— Begin —

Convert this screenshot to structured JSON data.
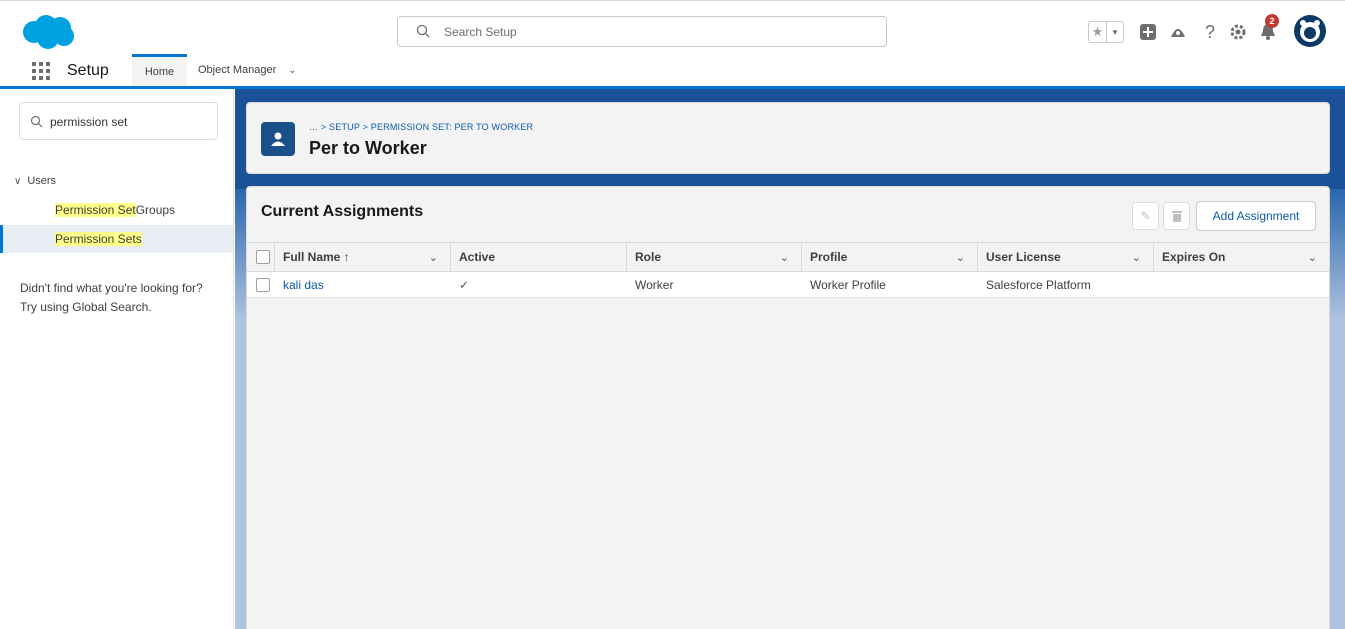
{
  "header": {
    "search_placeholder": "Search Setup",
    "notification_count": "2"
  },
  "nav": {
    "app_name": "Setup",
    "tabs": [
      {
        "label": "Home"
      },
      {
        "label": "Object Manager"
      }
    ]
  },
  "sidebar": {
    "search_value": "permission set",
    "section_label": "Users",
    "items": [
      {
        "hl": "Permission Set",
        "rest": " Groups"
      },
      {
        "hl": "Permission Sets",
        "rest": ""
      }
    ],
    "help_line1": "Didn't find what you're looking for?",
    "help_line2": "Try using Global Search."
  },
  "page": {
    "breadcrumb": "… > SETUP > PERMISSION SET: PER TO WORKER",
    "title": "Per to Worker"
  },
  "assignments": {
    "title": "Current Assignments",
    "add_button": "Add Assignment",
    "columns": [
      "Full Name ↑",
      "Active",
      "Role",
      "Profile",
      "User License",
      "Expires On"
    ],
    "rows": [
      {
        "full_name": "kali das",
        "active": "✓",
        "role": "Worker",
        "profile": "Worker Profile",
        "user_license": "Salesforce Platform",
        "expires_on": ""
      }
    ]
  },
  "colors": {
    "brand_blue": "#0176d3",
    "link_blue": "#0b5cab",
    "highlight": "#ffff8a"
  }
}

— End —

Give back all entries exactly. No pictures belong in the copy.

WORKED SOLUTION →
Convert this screenshot to structured JSON data.
{
  "header": {
    "search_placeholder": "Search Setup",
    "notification_count": "2"
  },
  "nav": {
    "app_name": "Setup",
    "tabs": [
      {
        "label": "Home"
      },
      {
        "label": "Object Manager"
      }
    ]
  },
  "sidebar": {
    "search_value": "permission set",
    "section_label": "Users",
    "items": [
      {
        "hl": "Permission Set",
        "rest": " Groups"
      },
      {
        "hl": "Permission Sets",
        "rest": ""
      }
    ],
    "help_line1": "Didn't find what you're looking for?",
    "help_line2": "Try using Global Search."
  },
  "page": {
    "breadcrumb": "… > SETUP > PERMISSION SET: PER TO WORKER",
    "title": "Per to Worker"
  },
  "assignments": {
    "title": "Current Assignments",
    "add_button": "Add Assignment",
    "columns": [
      "Full Name ↑",
      "Active",
      "Role",
      "Profile",
      "User License",
      "Expires On"
    ],
    "rows": [
      {
        "full_name": "kali das",
        "active": "✓",
        "role": "Worker",
        "profile": "Worker Profile",
        "user_license": "Salesforce Platform",
        "expires_on": ""
      }
    ]
  },
  "colors": {
    "brand_blue": "#0176d3",
    "link_blue": "#0b5cab",
    "highlight": "#ffff8a"
  }
}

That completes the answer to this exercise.